### Exercise aim
Please print the full listing exactly.

[Data items]
****************
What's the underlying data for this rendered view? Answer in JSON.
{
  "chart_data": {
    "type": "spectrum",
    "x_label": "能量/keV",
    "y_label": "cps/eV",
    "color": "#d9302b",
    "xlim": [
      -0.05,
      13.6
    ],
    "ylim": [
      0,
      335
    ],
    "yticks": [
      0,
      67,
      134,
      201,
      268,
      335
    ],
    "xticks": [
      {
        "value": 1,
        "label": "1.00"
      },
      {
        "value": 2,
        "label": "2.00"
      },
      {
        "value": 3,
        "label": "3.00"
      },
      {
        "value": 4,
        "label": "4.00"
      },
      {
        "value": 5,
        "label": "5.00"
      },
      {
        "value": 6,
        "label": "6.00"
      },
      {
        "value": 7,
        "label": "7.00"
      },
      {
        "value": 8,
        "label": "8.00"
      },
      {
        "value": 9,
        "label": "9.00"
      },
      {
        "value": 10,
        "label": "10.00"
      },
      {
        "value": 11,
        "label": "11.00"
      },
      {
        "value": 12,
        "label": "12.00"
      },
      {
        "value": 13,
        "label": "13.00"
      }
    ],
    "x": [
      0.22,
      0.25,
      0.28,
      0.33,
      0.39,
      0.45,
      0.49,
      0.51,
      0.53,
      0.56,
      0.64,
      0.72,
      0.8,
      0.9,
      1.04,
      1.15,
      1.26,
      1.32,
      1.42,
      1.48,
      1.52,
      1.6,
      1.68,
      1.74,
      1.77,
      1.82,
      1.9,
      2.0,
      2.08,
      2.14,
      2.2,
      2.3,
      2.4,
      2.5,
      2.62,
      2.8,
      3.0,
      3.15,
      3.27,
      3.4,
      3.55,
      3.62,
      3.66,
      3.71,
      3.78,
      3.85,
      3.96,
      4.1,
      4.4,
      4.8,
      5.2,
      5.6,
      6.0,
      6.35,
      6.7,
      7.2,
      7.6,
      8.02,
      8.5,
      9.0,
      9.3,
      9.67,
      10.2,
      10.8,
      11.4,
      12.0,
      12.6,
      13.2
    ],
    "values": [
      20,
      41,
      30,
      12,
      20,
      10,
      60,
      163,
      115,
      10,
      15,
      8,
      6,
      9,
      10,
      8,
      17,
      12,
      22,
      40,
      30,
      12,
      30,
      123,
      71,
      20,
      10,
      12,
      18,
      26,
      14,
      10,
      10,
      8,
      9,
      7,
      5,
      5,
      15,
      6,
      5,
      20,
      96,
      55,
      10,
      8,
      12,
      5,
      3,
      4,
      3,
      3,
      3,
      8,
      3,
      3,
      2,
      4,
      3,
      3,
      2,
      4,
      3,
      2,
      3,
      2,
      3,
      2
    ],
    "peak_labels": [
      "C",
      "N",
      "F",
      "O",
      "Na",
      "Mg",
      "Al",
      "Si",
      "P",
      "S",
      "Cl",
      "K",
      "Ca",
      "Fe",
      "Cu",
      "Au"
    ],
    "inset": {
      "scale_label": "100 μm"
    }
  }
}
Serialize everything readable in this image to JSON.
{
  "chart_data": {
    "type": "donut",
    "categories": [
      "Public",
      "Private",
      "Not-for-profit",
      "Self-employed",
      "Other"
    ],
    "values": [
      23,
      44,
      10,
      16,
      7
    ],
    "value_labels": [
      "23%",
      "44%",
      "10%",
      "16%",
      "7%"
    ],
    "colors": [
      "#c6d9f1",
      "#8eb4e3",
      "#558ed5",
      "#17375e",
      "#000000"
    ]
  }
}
****************
### Reply to the task
What's the underlying data for this rendered view? Answer in JSON.
{
  "chart_data": {
    "type": "spectrum",
    "x_label": "能量/keV",
    "y_label": "cps/eV",
    "color": "#d9302b",
    "xlim": [
      -0.05,
      13.6
    ],
    "ylim": [
      0,
      335
    ],
    "yticks": [
      0,
      67,
      134,
      201,
      268,
      335
    ],
    "xticks": [
      {
        "value": 1,
        "label": "1.00"
      },
      {
        "value": 2,
        "label": "2.00"
      },
      {
        "value": 3,
        "label": "3.00"
      },
      {
        "value": 4,
        "label": "4.00"
      },
      {
        "value": 5,
        "label": "5.00"
      },
      {
        "value": 6,
        "label": "6.00"
      },
      {
        "value": 7,
        "label": "7.00"
      },
      {
        "value": 8,
        "label": "8.00"
      },
      {
        "value": 9,
        "label": "9.00"
      },
      {
        "value": 10,
        "label": "10.00"
      },
      {
        "value": 11,
        "label": "11.00"
      },
      {
        "value": 12,
        "label": "12.00"
      },
      {
        "value": 13,
        "label": "13.00"
      }
    ],
    "x": [
      0.22,
      0.25,
      0.28,
      0.33,
      0.39,
      0.45,
      0.49,
      0.51,
      0.53,
      0.56,
      0.64,
      0.72,
      0.8,
      0.9,
      1.04,
      1.15,
      1.26,
      1.32,
      1.42,
      1.48,
      1.52,
      1.6,
      1.68,
      1.74,
      1.77,
      1.82,
      1.9,
      2.0,
      2.08,
      2.14,
      2.2,
      2.3,
      2.4,
      2.5,
      2.62,
      2.8,
      3.0,
      3.15,
      3.27,
      3.4,
      3.55,
      3.62,
      3.66,
      3.71,
      3.78,
      3.85,
      3.96,
      4.1,
      4.4,
      4.8,
      5.2,
      5.6,
      6.0,
      6.35,
      6.7,
      7.2,
      7.6,
      8.02,
      8.5,
      9.0,
      9.3,
      9.67,
      10.2,
      10.8,
      11.4,
      12.0,
      12.6,
      13.2
    ],
    "values": [
      20,
      41,
      30,
      12,
      20,
      10,
      60,
      163,
      115,
      10,
      15,
      8,
      6,
      9,
      10,
      8,
      17,
      12,
      22,
      40,
      30,
      12,
      30,
      123,
      71,
      20,
      10,
      12,
      18,
      26,
      14,
      10,
      10,
      8,
      9,
      7,
      5,
      5,
      15,
      6,
      5,
      20,
      96,
      55,
      10,
      8,
      12,
      5,
      3,
      4,
      3,
      3,
      3,
      8,
      3,
      3,
      2,
      4,
      3,
      3,
      2,
      4,
      3,
      2,
      3,
      2,
      3,
      2
    ],
    "peak_labels": [
      "C",
      "N",
      "F",
      "O",
      "Na",
      "Mg",
      "Al",
      "Si",
      "P",
      "S",
      "Cl",
      "K",
      "Ca",
      "Fe",
      "Cu",
      "Au"
    ],
    "inset": {
      "scale_label": "100 μm"
    }
  }
}
Serialize everything readable in this image to JSON.
{
  "chart_data": {
    "type": "donut",
    "categories": [
      "Public",
      "Private",
      "Not-for-profit",
      "Self-employed",
      "Other"
    ],
    "values": [
      23,
      44,
      10,
      16,
      7
    ],
    "value_labels": [
      "23%",
      "44%",
      "10%",
      "16%",
      "7%"
    ],
    "colors": [
      "#c6d9f1",
      "#8eb4e3",
      "#558ed5",
      "#17375e",
      "#000000"
    ]
  }
}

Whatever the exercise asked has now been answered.